> THE EXERCISE: Output each line exactly as it appears, skipping any embedded picture.

> MATERIAL:
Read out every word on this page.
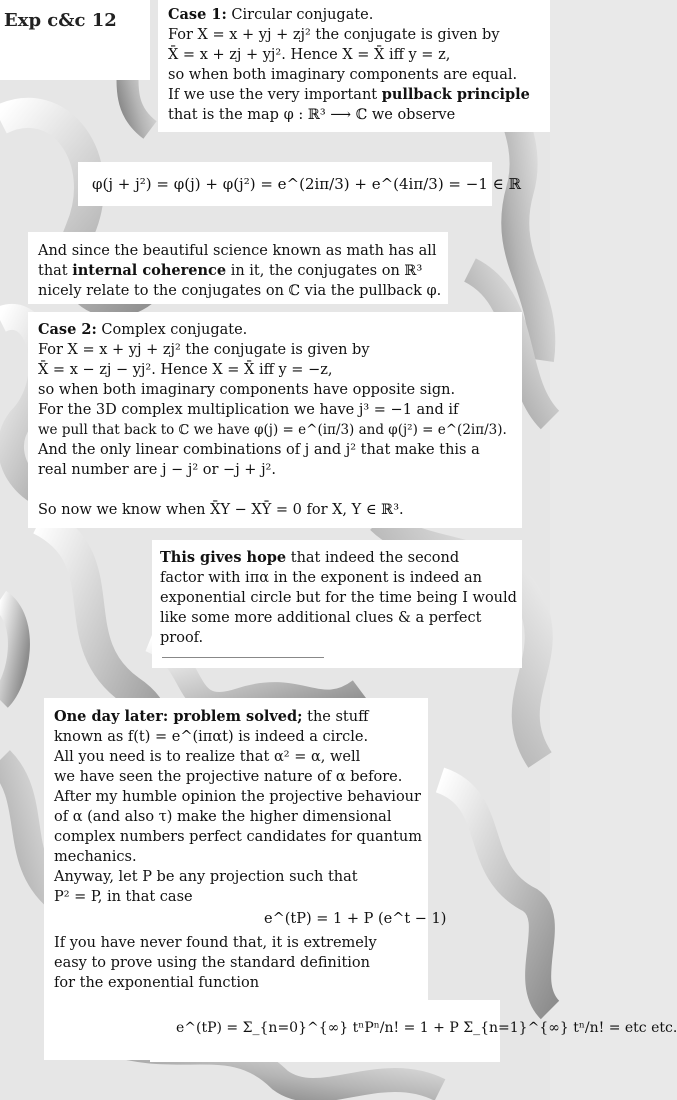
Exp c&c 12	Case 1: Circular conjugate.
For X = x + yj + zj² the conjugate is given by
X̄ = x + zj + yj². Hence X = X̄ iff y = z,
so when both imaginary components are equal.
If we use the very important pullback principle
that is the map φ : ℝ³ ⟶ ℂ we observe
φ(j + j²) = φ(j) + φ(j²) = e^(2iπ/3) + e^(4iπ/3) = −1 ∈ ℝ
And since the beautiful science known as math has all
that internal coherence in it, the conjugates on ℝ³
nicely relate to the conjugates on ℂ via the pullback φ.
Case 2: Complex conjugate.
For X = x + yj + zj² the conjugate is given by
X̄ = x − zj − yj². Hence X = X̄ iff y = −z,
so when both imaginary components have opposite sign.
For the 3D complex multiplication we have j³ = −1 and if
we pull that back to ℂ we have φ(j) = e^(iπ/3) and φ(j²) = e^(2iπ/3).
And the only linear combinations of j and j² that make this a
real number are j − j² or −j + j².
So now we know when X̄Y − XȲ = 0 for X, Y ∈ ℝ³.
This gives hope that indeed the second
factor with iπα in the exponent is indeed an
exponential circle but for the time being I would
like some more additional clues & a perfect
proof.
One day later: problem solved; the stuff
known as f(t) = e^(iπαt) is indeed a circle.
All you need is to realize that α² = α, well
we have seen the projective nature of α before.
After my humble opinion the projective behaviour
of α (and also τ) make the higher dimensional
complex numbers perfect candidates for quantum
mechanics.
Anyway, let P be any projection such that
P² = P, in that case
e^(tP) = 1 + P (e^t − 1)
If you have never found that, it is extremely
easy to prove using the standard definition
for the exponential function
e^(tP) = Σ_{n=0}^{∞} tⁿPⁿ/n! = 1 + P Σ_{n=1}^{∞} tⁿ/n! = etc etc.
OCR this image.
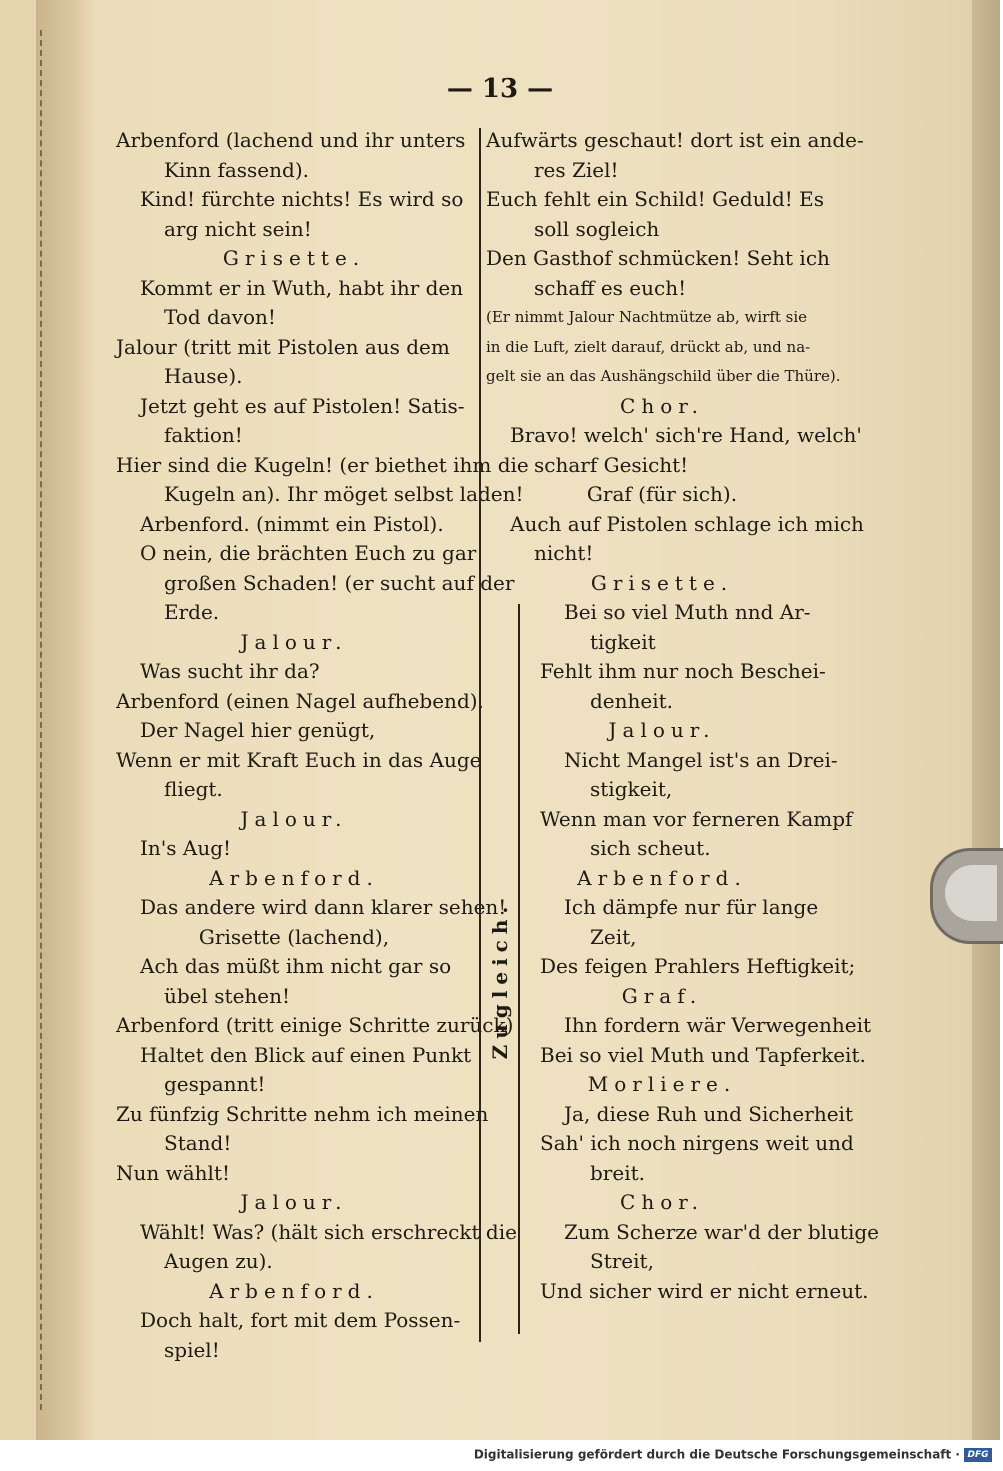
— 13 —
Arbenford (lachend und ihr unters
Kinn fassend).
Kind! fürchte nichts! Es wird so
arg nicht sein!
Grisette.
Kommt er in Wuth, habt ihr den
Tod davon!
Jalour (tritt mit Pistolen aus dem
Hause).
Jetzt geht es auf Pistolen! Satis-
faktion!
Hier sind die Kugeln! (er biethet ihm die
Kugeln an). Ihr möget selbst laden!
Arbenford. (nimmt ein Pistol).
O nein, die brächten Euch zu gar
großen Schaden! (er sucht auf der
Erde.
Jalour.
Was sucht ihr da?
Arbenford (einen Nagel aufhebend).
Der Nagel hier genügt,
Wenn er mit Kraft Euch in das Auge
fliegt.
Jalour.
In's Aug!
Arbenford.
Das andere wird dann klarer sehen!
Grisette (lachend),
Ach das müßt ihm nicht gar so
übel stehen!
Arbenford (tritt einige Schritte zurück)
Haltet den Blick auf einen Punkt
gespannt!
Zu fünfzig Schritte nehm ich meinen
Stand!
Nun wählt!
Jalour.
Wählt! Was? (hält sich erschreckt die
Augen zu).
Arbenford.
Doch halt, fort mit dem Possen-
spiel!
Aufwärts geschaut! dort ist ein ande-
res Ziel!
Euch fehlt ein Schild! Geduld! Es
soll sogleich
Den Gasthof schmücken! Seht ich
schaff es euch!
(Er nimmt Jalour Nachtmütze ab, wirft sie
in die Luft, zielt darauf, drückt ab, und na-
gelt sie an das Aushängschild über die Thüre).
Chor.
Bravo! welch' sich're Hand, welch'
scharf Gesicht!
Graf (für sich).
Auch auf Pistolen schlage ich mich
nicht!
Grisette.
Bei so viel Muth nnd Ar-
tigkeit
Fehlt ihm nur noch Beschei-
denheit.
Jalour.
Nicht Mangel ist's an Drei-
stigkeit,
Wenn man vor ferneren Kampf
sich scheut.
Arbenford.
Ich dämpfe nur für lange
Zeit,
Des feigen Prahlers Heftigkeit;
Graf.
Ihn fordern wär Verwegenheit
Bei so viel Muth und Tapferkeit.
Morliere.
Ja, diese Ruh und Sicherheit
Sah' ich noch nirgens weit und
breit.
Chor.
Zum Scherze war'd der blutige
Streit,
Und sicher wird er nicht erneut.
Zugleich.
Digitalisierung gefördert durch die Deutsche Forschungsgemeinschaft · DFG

> REPLY:
Read out every word on this page.
Exp c&c 12	Case 1: Circular conjugate.
For X = x + yj + zj² the conjugate is given by
X̄ = x + zj + yj². Hence X = X̄ iff y = z,
so when both imaginary components are equal.
If we use the very important pullback principle
that is the map φ : ℝ³ ⟶ ℂ we observe
φ(j + j²) = φ(j) + φ(j²) = e^(2iπ/3) + e^(4iπ/3) = −1 ∈ ℝ
And since the beautiful science known as math has all
that internal coherence in it, the conjugates on ℝ³
nicely relate to the conjugates on ℂ via the pullback φ.
Case 2: Complex conjugate.
For X = x + yj + zj² the conjugate is given by
X̄ = x − zj − yj². Hence X = X̄ iff y = −z,
so when both imaginary components have opposite sign.
For the 3D complex multiplication we have j³ = −1 and if
we pull that back to ℂ we have φ(j) = e^(iπ/3) and φ(j²) = e^(2iπ/3).
And the only linear combinations of j and j² that make this a
real number are j − j² or −j + j².
So now we know when X̄Y − XȲ = 0 for X, Y ∈ ℝ³.
This gives hope that indeed the second
factor with iπα in the exponent is indeed an
exponential circle but for the time being I would
like some more additional clues & a perfect
proof.
One day later: problem solved; the stuff
known as f(t) = e^(iπαt) is indeed a circle.
All you need is to realize that α² = α, well
we have seen the projective nature of α before.
After my humble opinion the projective behaviour
of α (and also τ) make the higher dimensional
complex numbers perfect candidates for quantum
mechanics.
Anyway, let P be any projection such that
P² = P, in that case
e^(tP) = 1 + P (e^t − 1)
If you have never found that, it is extremely
easy to prove using the standard definition
for the exponential function
e^(tP) = Σ_{n=0}^{∞} tⁿPⁿ/n! = 1 + P Σ_{n=1}^{∞} tⁿ/n! = etc etc.
OCR this image.
— 13 —
Arbenford (lachend und ihr unters
Kinn fassend).
Kind! fürchte nichts! Es wird so
arg nicht sein!
Grisette.
Kommt er in Wuth, habt ihr den
Tod davon!
Jalour (tritt mit Pistolen aus dem
Hause).
Jetzt geht es auf Pistolen! Satis-
faktion!
Hier sind die Kugeln! (er biethet ihm die
Kugeln an). Ihr möget selbst laden!
Arbenford. (nimmt ein Pistol).
O nein, die brächten Euch zu gar
großen Schaden! (er sucht auf der
Erde.
Jalour.
Was sucht ihr da?
Arbenford (einen Nagel aufhebend).
Der Nagel hier genügt,
Wenn er mit Kraft Euch in das Auge
fliegt.
Jalour.
In's Aug!
Arbenford.
Das andere wird dann klarer sehen!
Grisette (lachend),
Ach das müßt ihm nicht gar so
übel stehen!
Arbenford (tritt einige Schritte zurück)
Haltet den Blick auf einen Punkt
gespannt!
Zu fünfzig Schritte nehm ich meinen
Stand!
Nun wählt!
Jalour.
Wählt! Was? (hält sich erschreckt die
Augen zu).
Arbenford.
Doch halt, fort mit dem Possen-
spiel!
Aufwärts geschaut! dort ist ein ande-
res Ziel!
Euch fehlt ein Schild! Geduld! Es
soll sogleich
Den Gasthof schmücken! Seht ich
schaff es euch!
(Er nimmt Jalour Nachtmütze ab, wirft sie
in die Luft, zielt darauf, drückt ab, und na-
gelt sie an das Aushängschild über die Thüre).
Chor.
Bravo! welch' sich're Hand, welch'
scharf Gesicht!
Graf (für sich).
Auch auf Pistolen schlage ich mich
nicht!
Grisette.
Bei so viel Muth nnd Ar-
tigkeit
Fehlt ihm nur noch Beschei-
denheit.
Jalour.
Nicht Mangel ist's an Drei-
stigkeit,
Wenn man vor ferneren Kampf
sich scheut.
Arbenford.
Ich dämpfe nur für lange
Zeit,
Des feigen Prahlers Heftigkeit;
Graf.
Ihn fordern wär Verwegenheit
Bei so viel Muth und Tapferkeit.
Morliere.
Ja, diese Ruh und Sicherheit
Sah' ich noch nirgens weit und
breit.
Chor.
Zum Scherze war'd der blutige
Streit,
Und sicher wird er nicht erneut.
Zugleich.
Digitalisierung gefördert durch die Deutsche Forschungsgemeinschaft · DFG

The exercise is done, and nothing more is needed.